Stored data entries

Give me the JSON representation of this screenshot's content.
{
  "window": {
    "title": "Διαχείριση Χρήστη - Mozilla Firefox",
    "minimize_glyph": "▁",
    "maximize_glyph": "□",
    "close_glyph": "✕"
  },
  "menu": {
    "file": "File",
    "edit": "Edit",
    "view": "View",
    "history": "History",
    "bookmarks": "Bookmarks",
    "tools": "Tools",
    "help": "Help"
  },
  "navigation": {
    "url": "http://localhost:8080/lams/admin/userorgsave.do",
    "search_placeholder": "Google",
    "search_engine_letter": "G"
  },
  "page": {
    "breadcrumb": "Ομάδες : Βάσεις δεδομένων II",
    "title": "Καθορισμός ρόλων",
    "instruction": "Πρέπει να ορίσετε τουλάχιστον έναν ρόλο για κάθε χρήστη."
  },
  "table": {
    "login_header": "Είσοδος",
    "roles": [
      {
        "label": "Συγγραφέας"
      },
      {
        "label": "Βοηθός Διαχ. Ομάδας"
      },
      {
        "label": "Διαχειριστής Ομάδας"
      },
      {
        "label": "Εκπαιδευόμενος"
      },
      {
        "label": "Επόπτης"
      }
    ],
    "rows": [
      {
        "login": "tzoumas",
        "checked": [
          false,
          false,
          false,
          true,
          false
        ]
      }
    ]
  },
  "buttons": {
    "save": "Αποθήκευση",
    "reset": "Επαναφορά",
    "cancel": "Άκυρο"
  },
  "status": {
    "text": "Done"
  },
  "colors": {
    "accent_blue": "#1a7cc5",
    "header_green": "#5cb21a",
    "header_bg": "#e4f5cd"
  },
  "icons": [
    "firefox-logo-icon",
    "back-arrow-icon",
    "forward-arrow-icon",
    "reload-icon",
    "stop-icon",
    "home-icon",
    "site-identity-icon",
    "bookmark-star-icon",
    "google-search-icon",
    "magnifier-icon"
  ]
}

▶ DIRECTION: Look through the records and count each line that holds "Ομάδας". Write only the total.

▶ COMPLETE OUTPUT: 2